======== Exercise data ========

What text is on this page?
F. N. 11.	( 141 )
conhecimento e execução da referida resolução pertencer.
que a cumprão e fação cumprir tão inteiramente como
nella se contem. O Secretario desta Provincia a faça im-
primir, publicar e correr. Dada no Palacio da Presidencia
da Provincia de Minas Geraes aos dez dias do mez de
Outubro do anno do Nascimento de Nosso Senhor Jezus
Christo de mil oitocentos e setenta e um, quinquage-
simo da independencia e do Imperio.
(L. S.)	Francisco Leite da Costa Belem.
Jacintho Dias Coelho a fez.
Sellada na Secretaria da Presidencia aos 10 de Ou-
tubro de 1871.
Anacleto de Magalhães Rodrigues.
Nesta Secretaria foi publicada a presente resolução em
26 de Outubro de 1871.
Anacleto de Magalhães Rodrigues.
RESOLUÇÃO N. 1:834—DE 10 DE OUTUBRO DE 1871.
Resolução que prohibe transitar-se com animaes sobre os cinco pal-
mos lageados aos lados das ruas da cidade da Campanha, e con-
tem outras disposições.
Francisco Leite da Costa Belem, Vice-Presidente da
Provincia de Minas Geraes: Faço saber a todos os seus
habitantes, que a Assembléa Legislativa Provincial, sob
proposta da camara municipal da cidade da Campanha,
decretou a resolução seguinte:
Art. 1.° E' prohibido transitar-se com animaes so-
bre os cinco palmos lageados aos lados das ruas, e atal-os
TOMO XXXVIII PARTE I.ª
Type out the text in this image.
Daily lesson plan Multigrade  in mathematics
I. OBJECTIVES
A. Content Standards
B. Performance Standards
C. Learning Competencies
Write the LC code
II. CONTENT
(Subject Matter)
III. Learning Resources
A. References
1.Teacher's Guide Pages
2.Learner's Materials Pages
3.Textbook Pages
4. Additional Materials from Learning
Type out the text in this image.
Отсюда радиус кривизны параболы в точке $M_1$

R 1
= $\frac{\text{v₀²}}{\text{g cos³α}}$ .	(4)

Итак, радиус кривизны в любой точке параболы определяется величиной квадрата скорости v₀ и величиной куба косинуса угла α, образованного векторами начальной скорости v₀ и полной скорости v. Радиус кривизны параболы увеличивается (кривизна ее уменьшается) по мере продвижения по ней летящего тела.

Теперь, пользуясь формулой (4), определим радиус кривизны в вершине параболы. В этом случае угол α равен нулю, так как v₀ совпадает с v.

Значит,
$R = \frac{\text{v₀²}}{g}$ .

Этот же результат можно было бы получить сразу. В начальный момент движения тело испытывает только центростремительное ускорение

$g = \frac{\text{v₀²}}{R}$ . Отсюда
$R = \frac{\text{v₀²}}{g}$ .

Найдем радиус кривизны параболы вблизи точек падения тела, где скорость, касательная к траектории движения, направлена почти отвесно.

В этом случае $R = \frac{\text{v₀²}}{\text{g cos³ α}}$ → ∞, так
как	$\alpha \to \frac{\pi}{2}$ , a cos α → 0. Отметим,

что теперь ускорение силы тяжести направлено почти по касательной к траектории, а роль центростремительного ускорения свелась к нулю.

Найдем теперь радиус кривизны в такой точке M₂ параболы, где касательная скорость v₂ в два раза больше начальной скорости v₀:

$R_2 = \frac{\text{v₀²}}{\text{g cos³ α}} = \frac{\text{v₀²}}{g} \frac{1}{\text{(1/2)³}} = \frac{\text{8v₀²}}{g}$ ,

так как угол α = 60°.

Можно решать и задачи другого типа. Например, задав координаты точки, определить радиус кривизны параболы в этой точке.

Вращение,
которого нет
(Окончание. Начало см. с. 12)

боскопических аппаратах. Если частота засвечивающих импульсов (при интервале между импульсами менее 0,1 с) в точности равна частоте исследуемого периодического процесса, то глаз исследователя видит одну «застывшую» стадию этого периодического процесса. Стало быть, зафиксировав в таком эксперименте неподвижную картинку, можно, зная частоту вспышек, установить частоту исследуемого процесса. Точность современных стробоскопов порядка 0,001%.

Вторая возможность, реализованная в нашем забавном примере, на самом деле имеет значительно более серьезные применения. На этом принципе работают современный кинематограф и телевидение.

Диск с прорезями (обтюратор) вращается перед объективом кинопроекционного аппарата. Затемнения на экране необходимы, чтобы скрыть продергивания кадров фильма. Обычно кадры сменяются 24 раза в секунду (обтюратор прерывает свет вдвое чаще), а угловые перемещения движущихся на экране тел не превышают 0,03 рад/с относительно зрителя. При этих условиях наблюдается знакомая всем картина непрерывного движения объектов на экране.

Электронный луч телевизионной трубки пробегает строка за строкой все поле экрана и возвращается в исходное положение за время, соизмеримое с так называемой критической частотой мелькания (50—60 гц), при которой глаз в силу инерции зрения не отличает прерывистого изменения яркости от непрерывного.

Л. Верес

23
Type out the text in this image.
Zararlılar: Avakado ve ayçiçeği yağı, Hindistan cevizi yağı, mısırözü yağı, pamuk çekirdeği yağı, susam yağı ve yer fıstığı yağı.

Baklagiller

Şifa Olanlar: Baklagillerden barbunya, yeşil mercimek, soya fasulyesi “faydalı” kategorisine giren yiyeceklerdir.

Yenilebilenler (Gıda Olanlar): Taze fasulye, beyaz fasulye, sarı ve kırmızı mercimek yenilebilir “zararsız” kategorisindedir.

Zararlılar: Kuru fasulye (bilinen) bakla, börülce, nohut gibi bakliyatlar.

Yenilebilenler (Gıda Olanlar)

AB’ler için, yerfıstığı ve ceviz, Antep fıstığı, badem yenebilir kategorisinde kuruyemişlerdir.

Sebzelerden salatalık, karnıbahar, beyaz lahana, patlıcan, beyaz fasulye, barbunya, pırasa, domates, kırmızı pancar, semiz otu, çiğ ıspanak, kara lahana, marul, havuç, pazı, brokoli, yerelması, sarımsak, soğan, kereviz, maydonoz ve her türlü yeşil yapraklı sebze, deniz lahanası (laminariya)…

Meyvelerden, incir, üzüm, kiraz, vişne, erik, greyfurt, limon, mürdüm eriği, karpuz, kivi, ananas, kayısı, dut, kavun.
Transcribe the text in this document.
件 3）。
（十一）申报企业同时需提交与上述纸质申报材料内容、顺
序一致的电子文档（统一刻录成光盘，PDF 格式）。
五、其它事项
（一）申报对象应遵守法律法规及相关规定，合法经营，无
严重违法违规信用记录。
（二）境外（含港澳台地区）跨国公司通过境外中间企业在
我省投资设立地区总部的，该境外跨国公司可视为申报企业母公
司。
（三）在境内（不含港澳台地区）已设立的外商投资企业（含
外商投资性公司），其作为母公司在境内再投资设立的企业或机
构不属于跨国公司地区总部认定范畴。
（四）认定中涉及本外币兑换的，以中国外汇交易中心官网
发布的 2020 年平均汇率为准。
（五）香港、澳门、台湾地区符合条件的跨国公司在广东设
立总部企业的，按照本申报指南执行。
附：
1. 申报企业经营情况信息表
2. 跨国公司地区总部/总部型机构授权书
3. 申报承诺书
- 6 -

========

Work to complete: Count each line above in which the string "Gıda" appears, then state only the total.

Correct output: 2